**Material for the task**
====================

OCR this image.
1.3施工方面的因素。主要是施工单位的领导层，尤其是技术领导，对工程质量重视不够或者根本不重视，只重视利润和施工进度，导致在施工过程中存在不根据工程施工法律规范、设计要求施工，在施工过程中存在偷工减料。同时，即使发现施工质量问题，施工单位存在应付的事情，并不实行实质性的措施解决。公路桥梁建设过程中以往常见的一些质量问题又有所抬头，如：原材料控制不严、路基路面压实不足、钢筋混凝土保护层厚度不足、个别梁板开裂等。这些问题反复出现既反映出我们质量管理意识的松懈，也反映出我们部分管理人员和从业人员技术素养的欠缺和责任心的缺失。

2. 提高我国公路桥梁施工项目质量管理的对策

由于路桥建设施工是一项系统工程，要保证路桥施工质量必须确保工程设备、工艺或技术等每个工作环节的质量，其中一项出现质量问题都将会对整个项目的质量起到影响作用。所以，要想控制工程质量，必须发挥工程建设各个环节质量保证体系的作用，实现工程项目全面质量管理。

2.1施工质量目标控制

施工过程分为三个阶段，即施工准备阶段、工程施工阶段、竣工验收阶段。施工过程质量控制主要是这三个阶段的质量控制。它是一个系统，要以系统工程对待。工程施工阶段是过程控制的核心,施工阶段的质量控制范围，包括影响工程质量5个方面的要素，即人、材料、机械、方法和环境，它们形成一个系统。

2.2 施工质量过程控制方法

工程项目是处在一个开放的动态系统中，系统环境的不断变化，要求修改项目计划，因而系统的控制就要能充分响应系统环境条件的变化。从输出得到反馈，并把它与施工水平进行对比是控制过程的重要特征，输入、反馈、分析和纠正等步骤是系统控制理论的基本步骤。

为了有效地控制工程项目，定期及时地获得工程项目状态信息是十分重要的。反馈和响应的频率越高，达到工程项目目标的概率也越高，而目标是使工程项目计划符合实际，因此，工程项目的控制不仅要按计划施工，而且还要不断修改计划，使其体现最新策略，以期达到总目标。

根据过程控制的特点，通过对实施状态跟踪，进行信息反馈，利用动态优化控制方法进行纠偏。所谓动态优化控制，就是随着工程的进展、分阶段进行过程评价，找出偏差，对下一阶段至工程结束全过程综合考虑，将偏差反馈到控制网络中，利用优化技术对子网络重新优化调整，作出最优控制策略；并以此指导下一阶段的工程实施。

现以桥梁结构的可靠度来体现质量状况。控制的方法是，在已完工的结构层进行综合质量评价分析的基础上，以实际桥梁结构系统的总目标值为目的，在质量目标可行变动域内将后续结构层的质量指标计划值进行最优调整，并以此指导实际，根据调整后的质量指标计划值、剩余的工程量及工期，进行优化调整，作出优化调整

====================

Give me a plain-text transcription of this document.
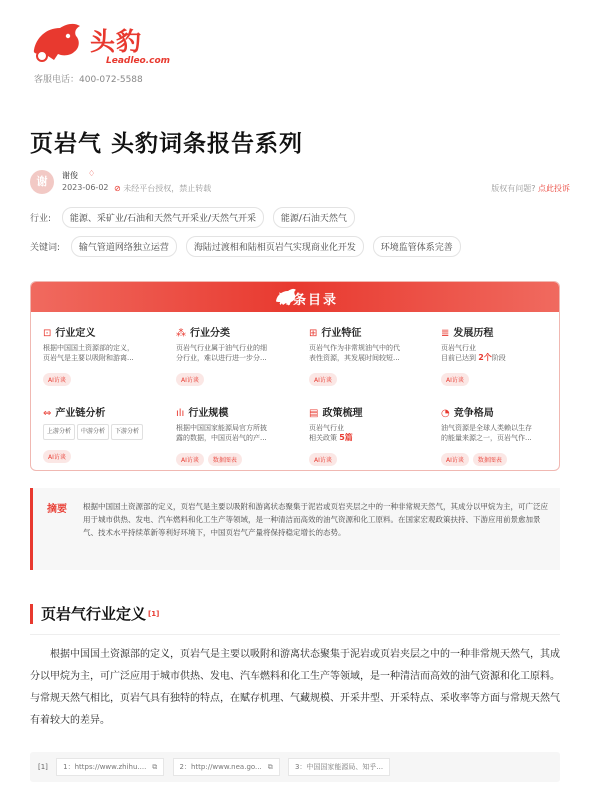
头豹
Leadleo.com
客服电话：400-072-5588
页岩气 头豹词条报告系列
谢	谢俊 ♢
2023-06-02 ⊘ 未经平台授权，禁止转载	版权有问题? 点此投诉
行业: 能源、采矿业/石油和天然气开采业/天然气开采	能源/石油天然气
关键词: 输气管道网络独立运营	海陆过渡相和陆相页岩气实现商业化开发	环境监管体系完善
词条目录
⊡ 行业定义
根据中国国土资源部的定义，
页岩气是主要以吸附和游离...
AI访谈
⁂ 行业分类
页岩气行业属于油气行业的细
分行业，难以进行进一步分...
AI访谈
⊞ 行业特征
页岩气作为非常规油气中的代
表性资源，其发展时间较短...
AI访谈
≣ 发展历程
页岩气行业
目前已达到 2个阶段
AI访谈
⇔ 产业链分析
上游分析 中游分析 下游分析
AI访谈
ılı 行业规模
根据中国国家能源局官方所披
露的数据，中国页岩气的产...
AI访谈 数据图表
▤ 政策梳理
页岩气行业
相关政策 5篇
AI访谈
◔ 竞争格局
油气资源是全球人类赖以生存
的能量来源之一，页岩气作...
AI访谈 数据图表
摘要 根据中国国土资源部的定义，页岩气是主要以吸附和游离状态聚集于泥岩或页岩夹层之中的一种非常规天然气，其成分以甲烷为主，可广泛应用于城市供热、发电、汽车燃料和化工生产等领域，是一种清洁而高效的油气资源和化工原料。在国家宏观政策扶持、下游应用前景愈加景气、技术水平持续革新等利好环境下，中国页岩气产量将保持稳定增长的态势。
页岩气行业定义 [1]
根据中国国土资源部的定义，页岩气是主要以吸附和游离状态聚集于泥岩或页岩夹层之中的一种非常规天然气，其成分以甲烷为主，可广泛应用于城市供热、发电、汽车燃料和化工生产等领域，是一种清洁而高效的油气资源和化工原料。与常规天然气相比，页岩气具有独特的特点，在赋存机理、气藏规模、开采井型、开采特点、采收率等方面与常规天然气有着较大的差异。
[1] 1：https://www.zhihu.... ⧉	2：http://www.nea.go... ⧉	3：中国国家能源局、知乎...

====================

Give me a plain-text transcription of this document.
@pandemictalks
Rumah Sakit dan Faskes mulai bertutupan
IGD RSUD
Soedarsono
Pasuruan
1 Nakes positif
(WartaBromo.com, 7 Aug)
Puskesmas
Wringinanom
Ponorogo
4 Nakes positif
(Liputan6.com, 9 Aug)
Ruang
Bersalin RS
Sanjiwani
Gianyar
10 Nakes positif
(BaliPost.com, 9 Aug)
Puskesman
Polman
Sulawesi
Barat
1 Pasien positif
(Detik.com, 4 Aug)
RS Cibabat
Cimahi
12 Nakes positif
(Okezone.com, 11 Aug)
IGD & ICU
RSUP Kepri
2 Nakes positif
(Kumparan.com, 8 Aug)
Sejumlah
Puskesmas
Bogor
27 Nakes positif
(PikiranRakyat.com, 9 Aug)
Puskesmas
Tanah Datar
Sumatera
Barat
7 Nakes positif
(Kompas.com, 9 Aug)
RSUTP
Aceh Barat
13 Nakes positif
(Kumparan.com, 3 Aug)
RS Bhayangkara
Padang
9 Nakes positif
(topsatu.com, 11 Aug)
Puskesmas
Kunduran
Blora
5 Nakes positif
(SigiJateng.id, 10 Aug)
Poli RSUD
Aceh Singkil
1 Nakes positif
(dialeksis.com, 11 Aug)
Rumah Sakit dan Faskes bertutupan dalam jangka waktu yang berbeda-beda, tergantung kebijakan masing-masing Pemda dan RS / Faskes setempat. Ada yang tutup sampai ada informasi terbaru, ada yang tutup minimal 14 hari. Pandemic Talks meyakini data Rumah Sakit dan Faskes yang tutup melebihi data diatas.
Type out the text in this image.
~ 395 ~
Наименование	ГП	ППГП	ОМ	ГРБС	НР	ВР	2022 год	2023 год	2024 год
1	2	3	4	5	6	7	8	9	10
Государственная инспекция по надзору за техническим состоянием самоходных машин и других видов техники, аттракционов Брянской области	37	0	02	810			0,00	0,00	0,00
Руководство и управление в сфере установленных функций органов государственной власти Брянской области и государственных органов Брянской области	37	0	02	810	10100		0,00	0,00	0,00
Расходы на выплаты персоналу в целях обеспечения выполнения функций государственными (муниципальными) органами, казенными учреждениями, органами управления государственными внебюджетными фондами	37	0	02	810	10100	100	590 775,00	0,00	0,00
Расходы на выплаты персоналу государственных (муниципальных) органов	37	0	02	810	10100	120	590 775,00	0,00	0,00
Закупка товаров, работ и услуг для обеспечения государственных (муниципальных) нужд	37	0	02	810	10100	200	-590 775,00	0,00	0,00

====================

**Given task**
Of the lines above, how many include the word "Sakit"? Reply with the number only.

**Reply to the exercise**
2